**EXERCISE REQUIREMENTS:** Find the lines with the string "time" and return them.

**EXERCISE DATA:**
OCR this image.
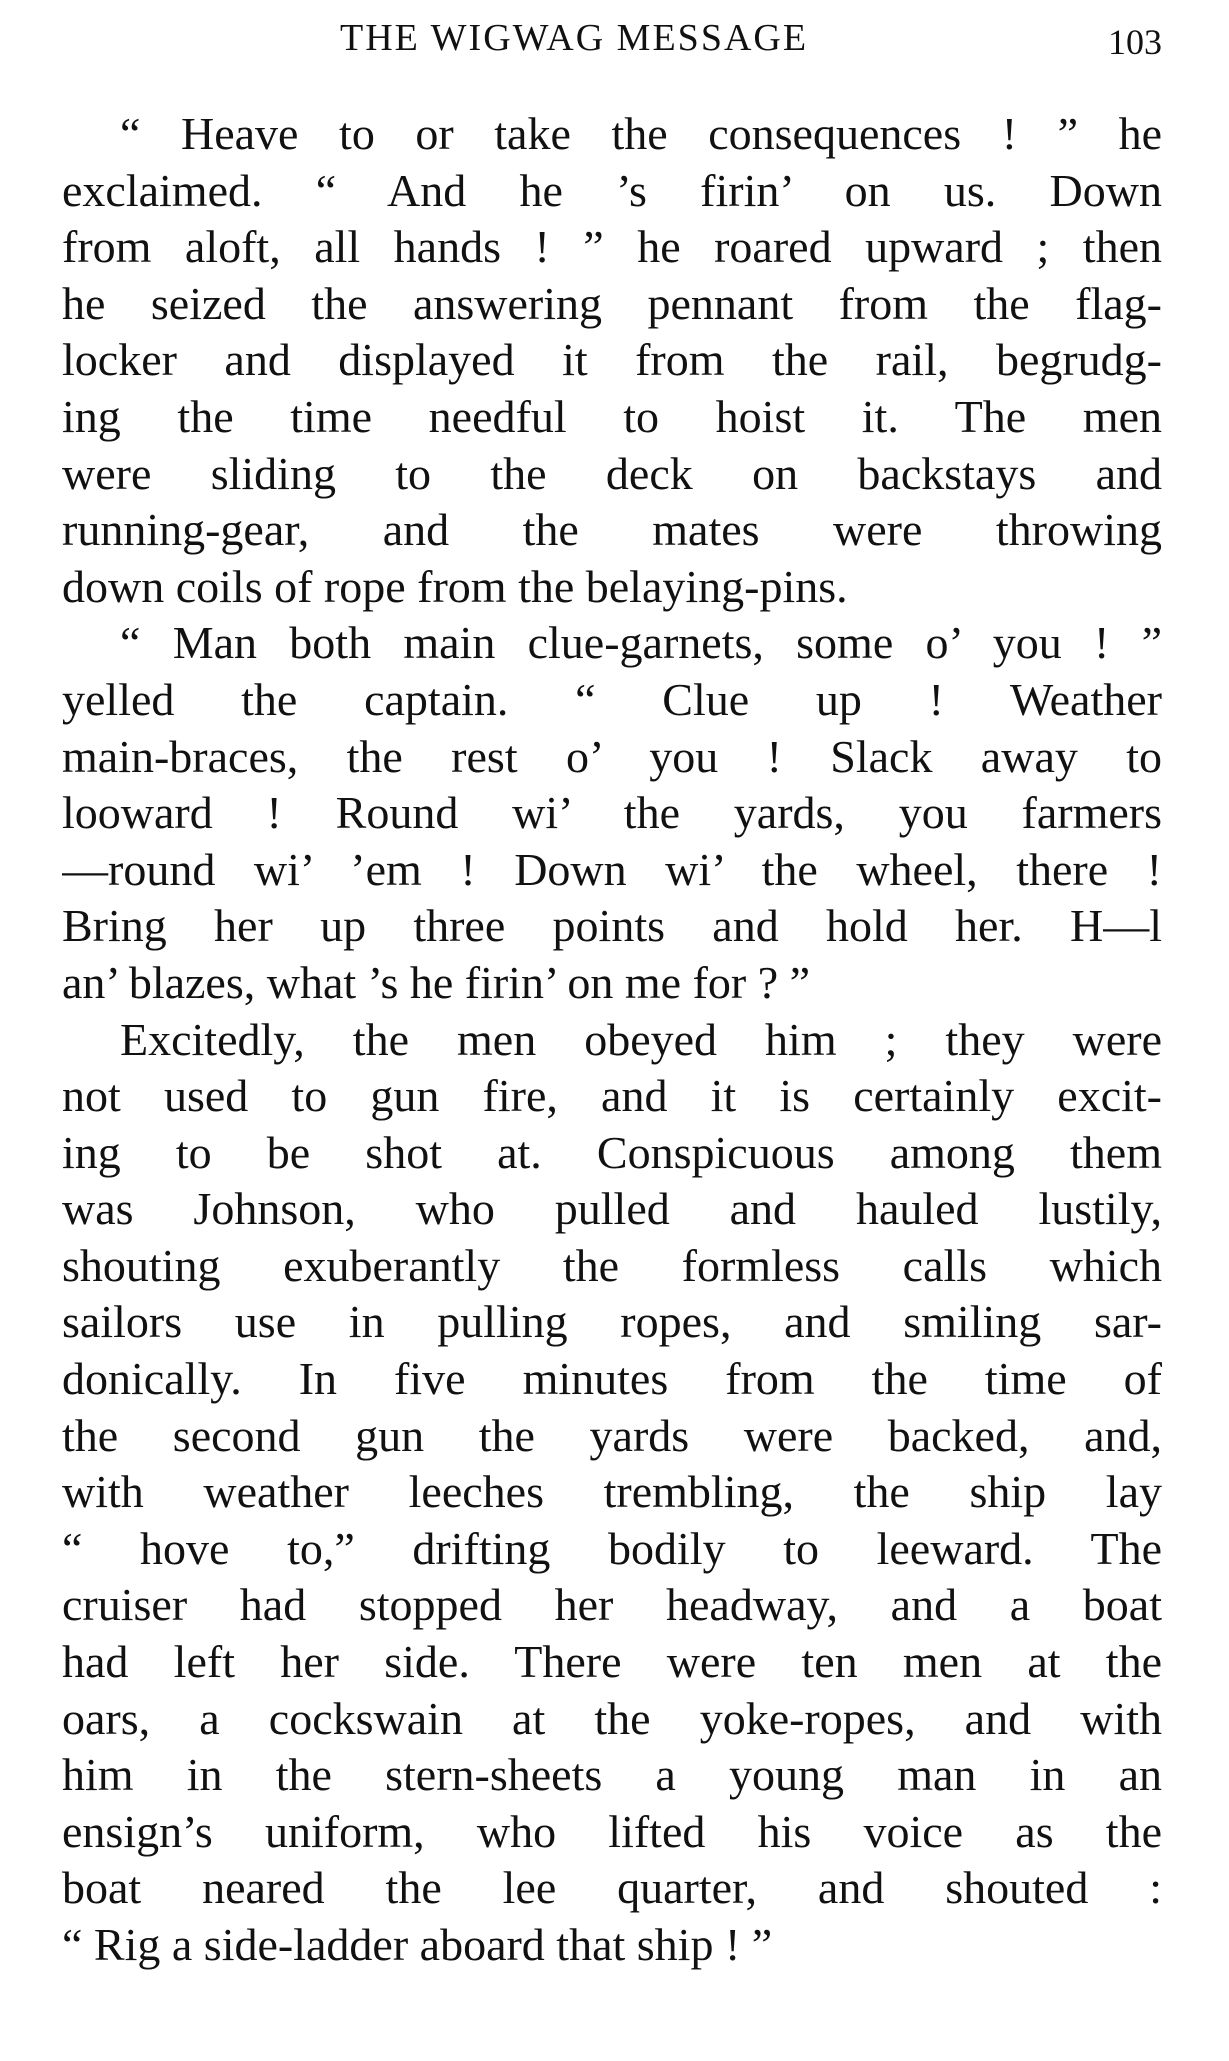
THE WIGWAG MESSAGE	103
“ Heave to or take the consequences ! ” he
exclaimed. “ And he ’s firin’ on us. Down
from aloft, all hands ! ” he roared upward ; then
he seized the answering pennant from the flag-
locker and displayed it from the rail, begrudg-
ing the time needful to hoist it. The men
were sliding to the deck on backstays and
running-gear, and the mates were throwing
down coils of rope from the belaying-pins.
“ Man both main clue-garnets, some o’ you ! ”
yelled the captain. “ Clue up ! Weather
main-braces, the rest o’ you ! Slack away to
looward ! Round wi’ the yards, you farmers
—round wi’ ’em ! Down wi’ the wheel, there !
Bring her up three points and hold her. H—l
an’ blazes, what ’s he firin’ on me for ? ”
Excitedly, the men obeyed him ; they were
not used to gun fire, and it is certainly excit-
ing to be shot at. Conspicuous among them
was Johnson, who pulled and hauled lustily,
shouting exuberantly the formless calls which
sailors use in pulling ropes, and smiling sar-
donically. In five minutes from the time of
the second gun the yards were backed, and,
with weather leeches trembling, the ship lay
“ hove to,” drifting bodily to leeward. The
cruiser had stopped her headway, and a boat
had left her side. There were ten men at the
oars, a cockswain at the yoke-ropes, and with
him in the stern-sheets a young man in an
ensign’s uniform, who lifted his voice as the
boat neared the lee quarter, and shouted :
“ Rig a side-ladder aboard that ship ! ”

**COMPLETE OUTPUT:**
ing the time needful to hoist it. The men
donically. In five minutes from the time of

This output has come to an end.